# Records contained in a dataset
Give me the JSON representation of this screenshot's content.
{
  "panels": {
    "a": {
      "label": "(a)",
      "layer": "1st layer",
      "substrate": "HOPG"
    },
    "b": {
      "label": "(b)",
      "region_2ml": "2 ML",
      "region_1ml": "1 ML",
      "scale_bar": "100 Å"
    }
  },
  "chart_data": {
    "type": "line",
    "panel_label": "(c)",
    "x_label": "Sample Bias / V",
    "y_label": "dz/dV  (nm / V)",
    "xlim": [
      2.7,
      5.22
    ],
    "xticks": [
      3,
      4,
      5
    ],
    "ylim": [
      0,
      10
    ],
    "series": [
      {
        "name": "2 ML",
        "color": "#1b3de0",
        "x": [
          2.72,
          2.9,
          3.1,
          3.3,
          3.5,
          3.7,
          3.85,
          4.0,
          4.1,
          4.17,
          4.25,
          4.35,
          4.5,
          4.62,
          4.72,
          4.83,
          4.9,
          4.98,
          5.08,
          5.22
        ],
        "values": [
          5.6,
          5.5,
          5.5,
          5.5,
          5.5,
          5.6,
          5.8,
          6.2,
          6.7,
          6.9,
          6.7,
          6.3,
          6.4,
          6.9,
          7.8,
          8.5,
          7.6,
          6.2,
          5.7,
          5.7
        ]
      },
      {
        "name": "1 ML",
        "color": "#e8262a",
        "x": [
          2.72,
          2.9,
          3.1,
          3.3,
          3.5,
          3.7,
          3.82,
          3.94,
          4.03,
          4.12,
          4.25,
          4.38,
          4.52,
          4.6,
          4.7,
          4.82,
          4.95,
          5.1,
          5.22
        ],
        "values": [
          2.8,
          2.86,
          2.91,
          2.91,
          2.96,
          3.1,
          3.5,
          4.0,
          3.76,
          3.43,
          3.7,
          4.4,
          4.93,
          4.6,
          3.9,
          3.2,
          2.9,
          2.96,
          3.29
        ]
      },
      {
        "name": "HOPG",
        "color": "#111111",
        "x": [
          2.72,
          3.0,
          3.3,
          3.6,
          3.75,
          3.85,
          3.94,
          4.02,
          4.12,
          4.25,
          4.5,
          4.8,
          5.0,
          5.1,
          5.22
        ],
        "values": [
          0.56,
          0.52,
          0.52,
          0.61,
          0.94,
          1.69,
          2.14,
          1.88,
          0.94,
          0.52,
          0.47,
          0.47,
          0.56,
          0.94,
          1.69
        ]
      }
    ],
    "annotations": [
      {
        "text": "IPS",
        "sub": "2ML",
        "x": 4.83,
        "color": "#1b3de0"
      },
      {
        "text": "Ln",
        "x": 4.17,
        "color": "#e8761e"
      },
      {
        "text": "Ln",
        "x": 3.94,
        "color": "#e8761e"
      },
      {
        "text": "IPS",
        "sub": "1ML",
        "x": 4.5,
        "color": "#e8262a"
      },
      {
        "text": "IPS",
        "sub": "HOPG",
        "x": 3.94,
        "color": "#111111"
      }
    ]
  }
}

# Required task
Copy every line of the material, please, keeping it exactly the same.

# Output of the task
Give me the JSON representation of this screenshot's content.
{
  "panels": {
    "a": {
      "label": "(a)",
      "layer": "1st layer",
      "substrate": "HOPG"
    },
    "b": {
      "label": "(b)",
      "region_2ml": "2 ML",
      "region_1ml": "1 ML",
      "scale_bar": "100 Å"
    }
  },
  "chart_data": {
    "type": "line",
    "panel_label": "(c)",
    "x_label": "Sample Bias / V",
    "y_label": "dz/dV  (nm / V)",
    "xlim": [
      2.7,
      5.22
    ],
    "xticks": [
      3,
      4,
      5
    ],
    "ylim": [
      0,
      10
    ],
    "series": [
      {
        "name": "2 ML",
        "color": "#1b3de0",
        "x": [
          2.72,
          2.9,
          3.1,
          3.3,
          3.5,
          3.7,
          3.85,
          4.0,
          4.1,
          4.17,
          4.25,
          4.35,
          4.5,
          4.62,
          4.72,
          4.83,
          4.9,
          4.98,
          5.08,
          5.22
        ],
        "values": [
          5.6,
          5.5,
          5.5,
          5.5,
          5.5,
          5.6,
          5.8,
          6.2,
          6.7,
          6.9,
          6.7,
          6.3,
          6.4,
          6.9,
          7.8,
          8.5,
          7.6,
          6.2,
          5.7,
          5.7
        ]
      },
      {
        "name": "1 ML",
        "color": "#e8262a",
        "x": [
          2.72,
          2.9,
          3.1,
          3.3,
          3.5,
          3.7,
          3.82,
          3.94,
          4.03,
          4.12,
          4.25,
          4.38,
          4.52,
          4.6,
          4.7,
          4.82,
          4.95,
          5.1,
          5.22
        ],
        "values": [
          2.8,
          2.86,
          2.91,
          2.91,
          2.96,
          3.1,
          3.5,
          4.0,
          3.76,
          3.43,
          3.7,
          4.4,
          4.93,
          4.6,
          3.9,
          3.2,
          2.9,
          2.96,
          3.29
        ]
      },
      {
        "name": "HOPG",
        "color": "#111111",
        "x": [
          2.72,
          3.0,
          3.3,
          3.6,
          3.75,
          3.85,
          3.94,
          4.02,
          4.12,
          4.25,
          4.5,
          4.8,
          5.0,
          5.1,
          5.22
        ],
        "values": [
          0.56,
          0.52,
          0.52,
          0.61,
          0.94,
          1.69,
          2.14,
          1.88,
          0.94,
          0.52,
          0.47,
          0.47,
          0.56,
          0.94,
          1.69
        ]
      }
    ],
    "annotations": [
      {
        "text": "IPS",
        "sub": "2ML",
        "x": 4.83,
        "color": "#1b3de0"
      },
      {
        "text": "Ln",
        "x": 4.17,
        "color": "#e8761e"
      },
      {
        "text": "Ln",
        "x": 3.94,
        "color": "#e8761e"
      },
      {
        "text": "IPS",
        "sub": "1ML",
        "x": 4.5,
        "color": "#e8262a"
      },
      {
        "text": "IPS",
        "sub": "HOPG",
        "x": 3.94,
        "color": "#111111"
      }
    ]
  }
}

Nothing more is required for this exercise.